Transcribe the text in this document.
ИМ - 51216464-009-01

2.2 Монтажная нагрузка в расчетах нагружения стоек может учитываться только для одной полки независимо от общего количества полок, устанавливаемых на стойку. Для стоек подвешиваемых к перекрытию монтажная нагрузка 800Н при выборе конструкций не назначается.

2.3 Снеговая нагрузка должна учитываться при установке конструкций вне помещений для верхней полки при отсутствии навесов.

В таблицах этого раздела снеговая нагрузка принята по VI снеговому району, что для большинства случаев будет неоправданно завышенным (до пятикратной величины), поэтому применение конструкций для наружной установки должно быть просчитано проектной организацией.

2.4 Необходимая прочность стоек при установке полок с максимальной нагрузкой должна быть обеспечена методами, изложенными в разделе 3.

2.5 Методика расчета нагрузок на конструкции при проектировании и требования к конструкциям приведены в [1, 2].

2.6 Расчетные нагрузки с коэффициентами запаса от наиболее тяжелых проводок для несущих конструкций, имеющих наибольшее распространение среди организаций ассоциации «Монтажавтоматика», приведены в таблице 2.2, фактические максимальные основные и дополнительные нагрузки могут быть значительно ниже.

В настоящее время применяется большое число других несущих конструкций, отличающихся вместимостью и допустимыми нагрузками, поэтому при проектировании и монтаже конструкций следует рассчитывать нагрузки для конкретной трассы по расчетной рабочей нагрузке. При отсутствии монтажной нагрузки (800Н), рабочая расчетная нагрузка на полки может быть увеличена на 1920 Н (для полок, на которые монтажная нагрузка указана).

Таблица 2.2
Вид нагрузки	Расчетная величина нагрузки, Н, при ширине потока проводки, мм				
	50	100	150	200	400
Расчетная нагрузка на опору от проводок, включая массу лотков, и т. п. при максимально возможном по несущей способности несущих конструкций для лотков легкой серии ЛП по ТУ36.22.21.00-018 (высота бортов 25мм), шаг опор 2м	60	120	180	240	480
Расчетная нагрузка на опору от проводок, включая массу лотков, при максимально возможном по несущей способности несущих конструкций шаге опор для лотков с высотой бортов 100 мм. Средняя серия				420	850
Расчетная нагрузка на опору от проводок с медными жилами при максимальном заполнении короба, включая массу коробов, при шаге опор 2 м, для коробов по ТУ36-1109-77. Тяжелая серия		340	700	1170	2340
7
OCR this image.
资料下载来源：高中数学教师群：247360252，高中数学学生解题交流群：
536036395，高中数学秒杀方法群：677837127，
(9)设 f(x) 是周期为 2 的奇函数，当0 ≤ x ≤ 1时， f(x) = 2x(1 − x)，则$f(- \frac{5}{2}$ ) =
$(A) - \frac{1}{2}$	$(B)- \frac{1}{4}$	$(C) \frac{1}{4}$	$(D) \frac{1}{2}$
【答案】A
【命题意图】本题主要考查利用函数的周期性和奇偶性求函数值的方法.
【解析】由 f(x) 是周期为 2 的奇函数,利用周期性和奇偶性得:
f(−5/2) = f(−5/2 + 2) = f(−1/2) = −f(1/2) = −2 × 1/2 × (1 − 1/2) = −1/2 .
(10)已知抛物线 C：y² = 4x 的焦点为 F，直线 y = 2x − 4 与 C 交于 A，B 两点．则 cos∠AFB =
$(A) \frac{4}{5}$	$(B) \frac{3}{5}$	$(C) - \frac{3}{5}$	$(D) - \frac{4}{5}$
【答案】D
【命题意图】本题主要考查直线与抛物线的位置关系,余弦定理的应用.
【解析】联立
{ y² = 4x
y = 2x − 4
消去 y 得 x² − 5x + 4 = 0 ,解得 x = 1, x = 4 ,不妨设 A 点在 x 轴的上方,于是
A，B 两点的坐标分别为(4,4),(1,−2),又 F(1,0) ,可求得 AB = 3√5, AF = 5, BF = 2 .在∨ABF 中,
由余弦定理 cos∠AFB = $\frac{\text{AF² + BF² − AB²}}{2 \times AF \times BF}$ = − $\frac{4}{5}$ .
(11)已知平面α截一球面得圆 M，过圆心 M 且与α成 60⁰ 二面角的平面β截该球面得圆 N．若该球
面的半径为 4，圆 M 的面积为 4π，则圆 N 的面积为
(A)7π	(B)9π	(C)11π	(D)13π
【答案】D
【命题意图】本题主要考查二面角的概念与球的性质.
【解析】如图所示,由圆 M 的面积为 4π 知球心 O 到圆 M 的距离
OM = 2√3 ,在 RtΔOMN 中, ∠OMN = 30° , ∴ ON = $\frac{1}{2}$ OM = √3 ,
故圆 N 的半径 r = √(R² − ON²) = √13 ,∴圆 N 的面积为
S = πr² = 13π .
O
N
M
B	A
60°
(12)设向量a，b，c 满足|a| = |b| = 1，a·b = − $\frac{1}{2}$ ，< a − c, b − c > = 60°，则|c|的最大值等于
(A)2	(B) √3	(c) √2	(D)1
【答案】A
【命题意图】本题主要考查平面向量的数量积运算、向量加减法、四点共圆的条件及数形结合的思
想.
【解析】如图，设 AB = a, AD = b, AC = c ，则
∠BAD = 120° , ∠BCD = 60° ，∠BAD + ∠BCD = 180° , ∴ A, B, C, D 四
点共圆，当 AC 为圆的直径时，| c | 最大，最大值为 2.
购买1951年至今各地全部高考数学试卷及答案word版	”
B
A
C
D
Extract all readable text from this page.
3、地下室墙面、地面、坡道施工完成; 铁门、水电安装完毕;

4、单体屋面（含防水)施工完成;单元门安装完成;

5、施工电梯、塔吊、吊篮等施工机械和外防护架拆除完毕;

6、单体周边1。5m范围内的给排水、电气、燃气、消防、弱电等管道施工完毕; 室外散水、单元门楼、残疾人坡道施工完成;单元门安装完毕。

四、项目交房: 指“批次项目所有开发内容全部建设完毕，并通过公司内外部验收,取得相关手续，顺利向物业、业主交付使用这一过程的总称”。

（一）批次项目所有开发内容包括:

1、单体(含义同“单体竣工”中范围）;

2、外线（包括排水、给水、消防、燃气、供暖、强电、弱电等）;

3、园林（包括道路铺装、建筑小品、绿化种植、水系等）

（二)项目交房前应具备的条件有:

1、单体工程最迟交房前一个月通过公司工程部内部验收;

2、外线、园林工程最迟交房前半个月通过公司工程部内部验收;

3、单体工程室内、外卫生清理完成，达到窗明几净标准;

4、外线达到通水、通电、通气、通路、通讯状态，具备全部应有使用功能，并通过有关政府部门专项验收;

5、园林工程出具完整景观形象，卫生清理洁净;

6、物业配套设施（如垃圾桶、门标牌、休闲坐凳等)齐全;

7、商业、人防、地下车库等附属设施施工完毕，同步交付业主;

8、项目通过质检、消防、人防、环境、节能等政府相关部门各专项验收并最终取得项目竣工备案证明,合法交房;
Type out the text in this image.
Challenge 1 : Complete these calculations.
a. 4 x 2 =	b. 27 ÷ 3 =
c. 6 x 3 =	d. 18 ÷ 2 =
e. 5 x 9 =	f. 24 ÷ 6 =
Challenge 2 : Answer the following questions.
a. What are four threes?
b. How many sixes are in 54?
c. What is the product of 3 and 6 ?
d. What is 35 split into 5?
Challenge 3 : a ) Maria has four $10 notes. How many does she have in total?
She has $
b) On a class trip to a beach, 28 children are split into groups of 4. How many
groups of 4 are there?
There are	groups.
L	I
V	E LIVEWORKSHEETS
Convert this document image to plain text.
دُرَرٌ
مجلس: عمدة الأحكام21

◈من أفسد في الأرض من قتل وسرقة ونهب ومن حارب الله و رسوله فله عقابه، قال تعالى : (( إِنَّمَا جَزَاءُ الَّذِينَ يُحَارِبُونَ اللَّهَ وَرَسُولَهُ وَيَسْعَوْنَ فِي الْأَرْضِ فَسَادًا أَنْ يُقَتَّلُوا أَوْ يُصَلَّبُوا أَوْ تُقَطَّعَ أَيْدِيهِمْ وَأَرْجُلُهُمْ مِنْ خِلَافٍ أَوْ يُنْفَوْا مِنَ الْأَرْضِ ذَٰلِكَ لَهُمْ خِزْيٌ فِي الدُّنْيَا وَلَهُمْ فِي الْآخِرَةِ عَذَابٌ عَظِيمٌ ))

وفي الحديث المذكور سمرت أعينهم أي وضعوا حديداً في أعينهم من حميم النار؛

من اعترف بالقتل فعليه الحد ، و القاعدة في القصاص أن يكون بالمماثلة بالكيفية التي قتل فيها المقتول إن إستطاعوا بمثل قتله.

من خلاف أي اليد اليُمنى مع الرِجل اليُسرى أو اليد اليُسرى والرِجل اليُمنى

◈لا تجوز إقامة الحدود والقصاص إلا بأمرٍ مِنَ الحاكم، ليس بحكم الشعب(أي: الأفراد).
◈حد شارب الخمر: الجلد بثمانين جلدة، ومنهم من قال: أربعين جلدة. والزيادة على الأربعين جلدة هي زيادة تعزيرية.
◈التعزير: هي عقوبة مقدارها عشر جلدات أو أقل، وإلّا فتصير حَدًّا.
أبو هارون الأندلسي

┄┄┄┄┄┄┄┄┄┄┄┄┄┄┄┄┄┄┄┄

SHORT EXERCISE:
Identify all lines in the records above with the word "несущей".

EXERCISE RESPONSE:
Расчетная нагрузка на опору от проводок, включая массу лотков, и т. п. при максимально возможном по несущей способности несущих конструкций для лотков легкой серии ЛП по ТУ36.22.21.00-018 (высота бортов 25мм), шаг опор 2м	60	120	180	240	480
Расчетная нагрузка на опору от проводок, включая массу лотков, при максимально возможном по несущей способности несущих конструкций шаге опор для лотков с высотой бортов 100 мм. Средняя серия				420	850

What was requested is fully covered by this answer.